Write the data out again in full, with no departure from the original.
##### Data supplied #####
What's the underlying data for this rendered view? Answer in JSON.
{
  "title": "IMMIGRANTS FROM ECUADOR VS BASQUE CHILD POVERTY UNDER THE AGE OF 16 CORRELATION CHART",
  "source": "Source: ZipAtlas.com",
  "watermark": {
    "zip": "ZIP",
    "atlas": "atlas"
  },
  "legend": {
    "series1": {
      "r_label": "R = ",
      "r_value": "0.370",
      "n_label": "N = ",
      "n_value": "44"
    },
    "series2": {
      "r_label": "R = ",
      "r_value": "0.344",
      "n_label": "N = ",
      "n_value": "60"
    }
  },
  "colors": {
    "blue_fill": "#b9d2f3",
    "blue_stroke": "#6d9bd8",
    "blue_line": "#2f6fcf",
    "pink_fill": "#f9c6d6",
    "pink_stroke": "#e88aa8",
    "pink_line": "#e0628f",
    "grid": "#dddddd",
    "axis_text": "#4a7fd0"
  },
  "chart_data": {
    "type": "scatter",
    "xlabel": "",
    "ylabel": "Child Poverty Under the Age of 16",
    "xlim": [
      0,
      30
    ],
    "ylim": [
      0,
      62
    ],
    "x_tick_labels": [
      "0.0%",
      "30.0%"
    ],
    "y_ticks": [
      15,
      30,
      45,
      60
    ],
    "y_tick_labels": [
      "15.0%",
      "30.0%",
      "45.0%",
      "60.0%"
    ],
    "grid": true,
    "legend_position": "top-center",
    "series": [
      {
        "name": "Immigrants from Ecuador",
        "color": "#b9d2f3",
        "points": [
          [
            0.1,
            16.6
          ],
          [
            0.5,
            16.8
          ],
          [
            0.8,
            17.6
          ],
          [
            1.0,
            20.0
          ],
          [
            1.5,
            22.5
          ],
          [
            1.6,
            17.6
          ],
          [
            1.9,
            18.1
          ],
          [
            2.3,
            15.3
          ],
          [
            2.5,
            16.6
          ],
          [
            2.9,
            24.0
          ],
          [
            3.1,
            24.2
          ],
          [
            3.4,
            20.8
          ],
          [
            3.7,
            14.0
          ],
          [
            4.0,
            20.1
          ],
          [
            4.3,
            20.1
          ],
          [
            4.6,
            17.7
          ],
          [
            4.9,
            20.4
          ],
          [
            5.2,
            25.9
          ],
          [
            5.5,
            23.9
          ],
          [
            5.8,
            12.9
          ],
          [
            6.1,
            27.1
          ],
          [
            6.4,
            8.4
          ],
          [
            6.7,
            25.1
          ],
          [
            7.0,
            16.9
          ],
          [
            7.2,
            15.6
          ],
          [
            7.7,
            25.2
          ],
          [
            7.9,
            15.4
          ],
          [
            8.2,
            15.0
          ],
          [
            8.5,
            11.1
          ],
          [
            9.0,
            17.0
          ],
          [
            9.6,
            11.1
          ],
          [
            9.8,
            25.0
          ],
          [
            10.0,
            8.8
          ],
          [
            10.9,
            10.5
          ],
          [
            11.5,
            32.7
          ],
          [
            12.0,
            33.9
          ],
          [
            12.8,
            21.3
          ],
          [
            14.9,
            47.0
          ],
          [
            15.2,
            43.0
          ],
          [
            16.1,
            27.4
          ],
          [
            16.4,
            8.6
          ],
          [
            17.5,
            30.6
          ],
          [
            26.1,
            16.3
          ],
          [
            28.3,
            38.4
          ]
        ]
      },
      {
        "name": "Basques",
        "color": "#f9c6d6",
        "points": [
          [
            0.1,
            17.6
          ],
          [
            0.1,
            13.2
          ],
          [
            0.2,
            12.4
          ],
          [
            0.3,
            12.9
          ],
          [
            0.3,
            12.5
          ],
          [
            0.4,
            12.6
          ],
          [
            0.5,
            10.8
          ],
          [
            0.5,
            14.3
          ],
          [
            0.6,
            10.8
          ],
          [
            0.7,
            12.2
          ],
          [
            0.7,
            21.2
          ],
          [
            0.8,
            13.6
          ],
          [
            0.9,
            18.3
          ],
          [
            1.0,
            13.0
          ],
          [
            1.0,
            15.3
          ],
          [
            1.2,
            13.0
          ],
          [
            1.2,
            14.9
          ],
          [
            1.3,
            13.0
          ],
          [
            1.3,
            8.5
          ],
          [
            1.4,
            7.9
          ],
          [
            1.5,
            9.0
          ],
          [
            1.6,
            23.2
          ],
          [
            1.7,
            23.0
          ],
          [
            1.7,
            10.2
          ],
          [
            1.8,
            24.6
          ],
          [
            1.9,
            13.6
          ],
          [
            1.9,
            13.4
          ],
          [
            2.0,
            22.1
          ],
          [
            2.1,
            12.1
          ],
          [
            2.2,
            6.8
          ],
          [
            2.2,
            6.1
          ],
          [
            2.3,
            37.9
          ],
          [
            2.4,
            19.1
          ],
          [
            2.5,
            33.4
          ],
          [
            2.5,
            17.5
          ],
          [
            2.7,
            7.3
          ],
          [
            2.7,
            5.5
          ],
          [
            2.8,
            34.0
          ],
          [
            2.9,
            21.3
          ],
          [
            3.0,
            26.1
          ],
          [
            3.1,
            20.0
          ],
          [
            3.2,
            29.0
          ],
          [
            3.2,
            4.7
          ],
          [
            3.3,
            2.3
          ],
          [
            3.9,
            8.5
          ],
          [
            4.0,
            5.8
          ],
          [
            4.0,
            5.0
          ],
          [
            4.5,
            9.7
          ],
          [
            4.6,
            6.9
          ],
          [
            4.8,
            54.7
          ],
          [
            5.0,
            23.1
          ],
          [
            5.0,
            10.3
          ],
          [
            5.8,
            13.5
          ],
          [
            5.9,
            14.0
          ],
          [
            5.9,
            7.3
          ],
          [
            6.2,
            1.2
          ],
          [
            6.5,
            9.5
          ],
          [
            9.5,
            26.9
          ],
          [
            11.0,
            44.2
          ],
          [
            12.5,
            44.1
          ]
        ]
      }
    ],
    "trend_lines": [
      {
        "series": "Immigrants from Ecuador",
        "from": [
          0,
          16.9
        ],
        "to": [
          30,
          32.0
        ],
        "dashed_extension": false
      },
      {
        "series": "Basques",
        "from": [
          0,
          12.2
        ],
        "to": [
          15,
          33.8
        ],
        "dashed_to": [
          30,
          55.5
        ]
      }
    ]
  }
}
#####
Task solution:
What's the underlying data for this rendered view? Answer in JSON.
{
  "title": "IMMIGRANTS FROM ECUADOR VS BASQUE CHILD POVERTY UNDER THE AGE OF 16 CORRELATION CHART",
  "source": "Source: ZipAtlas.com",
  "watermark": {
    "zip": "ZIP",
    "atlas": "atlas"
  },
  "legend": {
    "series1": {
      "r_label": "R = ",
      "r_value": "0.370",
      "n_label": "N = ",
      "n_value": "44"
    },
    "series2": {
      "r_label": "R = ",
      "r_value": "0.344",
      "n_label": "N = ",
      "n_value": "60"
    }
  },
  "colors": {
    "blue_fill": "#b9d2f3",
    "blue_stroke": "#6d9bd8",
    "blue_line": "#2f6fcf",
    "pink_fill": "#f9c6d6",
    "pink_stroke": "#e88aa8",
    "pink_line": "#e0628f",
    "grid": "#dddddd",
    "axis_text": "#4a7fd0"
  },
  "chart_data": {
    "type": "scatter",
    "xlabel": "",
    "ylabel": "Child Poverty Under the Age of 16",
    "xlim": [
      0,
      30
    ],
    "ylim": [
      0,
      62
    ],
    "x_tick_labels": [
      "0.0%",
      "30.0%"
    ],
    "y_ticks": [
      15,
      30,
      45,
      60
    ],
    "y_tick_labels": [
      "15.0%",
      "30.0%",
      "45.0%",
      "60.0%"
    ],
    "grid": true,
    "legend_position": "top-center",
    "series": [
      {
        "name": "Immigrants from Ecuador",
        "color": "#b9d2f3",
        "points": [
          [
            0.1,
            16.6
          ],
          [
            0.5,
            16.8
          ],
          [
            0.8,
            17.6
          ],
          [
            1.0,
            20.0
          ],
          [
            1.5,
            22.5
          ],
          [
            1.6,
            17.6
          ],
          [
            1.9,
            18.1
          ],
          [
            2.3,
            15.3
          ],
          [
            2.5,
            16.6
          ],
          [
            2.9,
            24.0
          ],
          [
            3.1,
            24.2
          ],
          [
            3.4,
            20.8
          ],
          [
            3.7,
            14.0
          ],
          [
            4.0,
            20.1
          ],
          [
            4.3,
            20.1
          ],
          [
            4.6,
            17.7
          ],
          [
            4.9,
            20.4
          ],
          [
            5.2,
            25.9
          ],
          [
            5.5,
            23.9
          ],
          [
            5.8,
            12.9
          ],
          [
            6.1,
            27.1
          ],
          [
            6.4,
            8.4
          ],
          [
            6.7,
            25.1
          ],
          [
            7.0,
            16.9
          ],
          [
            7.2,
            15.6
          ],
          [
            7.7,
            25.2
          ],
          [
            7.9,
            15.4
          ],
          [
            8.2,
            15.0
          ],
          [
            8.5,
            11.1
          ],
          [
            9.0,
            17.0
          ],
          [
            9.6,
            11.1
          ],
          [
            9.8,
            25.0
          ],
          [
            10.0,
            8.8
          ],
          [
            10.9,
            10.5
          ],
          [
            11.5,
            32.7
          ],
          [
            12.0,
            33.9
          ],
          [
            12.8,
            21.3
          ],
          [
            14.9,
            47.0
          ],
          [
            15.2,
            43.0
          ],
          [
            16.1,
            27.4
          ],
          [
            16.4,
            8.6
          ],
          [
            17.5,
            30.6
          ],
          [
            26.1,
            16.3
          ],
          [
            28.3,
            38.4
          ]
        ]
      },
      {
        "name": "Basques",
        "color": "#f9c6d6",
        "points": [
          [
            0.1,
            17.6
          ],
          [
            0.1,
            13.2
          ],
          [
            0.2,
            12.4
          ],
          [
            0.3,
            12.9
          ],
          [
            0.3,
            12.5
          ],
          [
            0.4,
            12.6
          ],
          [
            0.5,
            10.8
          ],
          [
            0.5,
            14.3
          ],
          [
            0.6,
            10.8
          ],
          [
            0.7,
            12.2
          ],
          [
            0.7,
            21.2
          ],
          [
            0.8,
            13.6
          ],
          [
            0.9,
            18.3
          ],
          [
            1.0,
            13.0
          ],
          [
            1.0,
            15.3
          ],
          [
            1.2,
            13.0
          ],
          [
            1.2,
            14.9
          ],
          [
            1.3,
            13.0
          ],
          [
            1.3,
            8.5
          ],
          [
            1.4,
            7.9
          ],
          [
            1.5,
            9.0
          ],
          [
            1.6,
            23.2
          ],
          [
            1.7,
            23.0
          ],
          [
            1.7,
            10.2
          ],
          [
            1.8,
            24.6
          ],
          [
            1.9,
            13.6
          ],
          [
            1.9,
            13.4
          ],
          [
            2.0,
            22.1
          ],
          [
            2.1,
            12.1
          ],
          [
            2.2,
            6.8
          ],
          [
            2.2,
            6.1
          ],
          [
            2.3,
            37.9
          ],
          [
            2.4,
            19.1
          ],
          [
            2.5,
            33.4
          ],
          [
            2.5,
            17.5
          ],
          [
            2.7,
            7.3
          ],
          [
            2.7,
            5.5
          ],
          [
            2.8,
            34.0
          ],
          [
            2.9,
            21.3
          ],
          [
            3.0,
            26.1
          ],
          [
            3.1,
            20.0
          ],
          [
            3.2,
            29.0
          ],
          [
            3.2,
            4.7
          ],
          [
            3.3,
            2.3
          ],
          [
            3.9,
            8.5
          ],
          [
            4.0,
            5.8
          ],
          [
            4.0,
            5.0
          ],
          [
            4.5,
            9.7
          ],
          [
            4.6,
            6.9
          ],
          [
            4.8,
            54.7
          ],
          [
            5.0,
            23.1
          ],
          [
            5.0,
            10.3
          ],
          [
            5.8,
            13.5
          ],
          [
            5.9,
            14.0
          ],
          [
            5.9,
            7.3
          ],
          [
            6.2,
            1.2
          ],
          [
            6.5,
            9.5
          ],
          [
            9.5,
            26.9
          ],
          [
            11.0,
            44.2
          ],
          [
            12.5,
            44.1
          ]
        ]
      }
    ],
    "trend_lines": [
      {
        "series": "Immigrants from Ecuador",
        "from": [
          0,
          16.9
        ],
        "to": [
          30,
          32.0
        ],
        "dashed_extension": false
      },
      {
        "series": "Basques",
        "from": [
          0,
          12.2
        ],
        "to": [
          15,
          33.8
        ],
        "dashed_to": [
          30,
          55.5
        ]
      }
    ]
  }
}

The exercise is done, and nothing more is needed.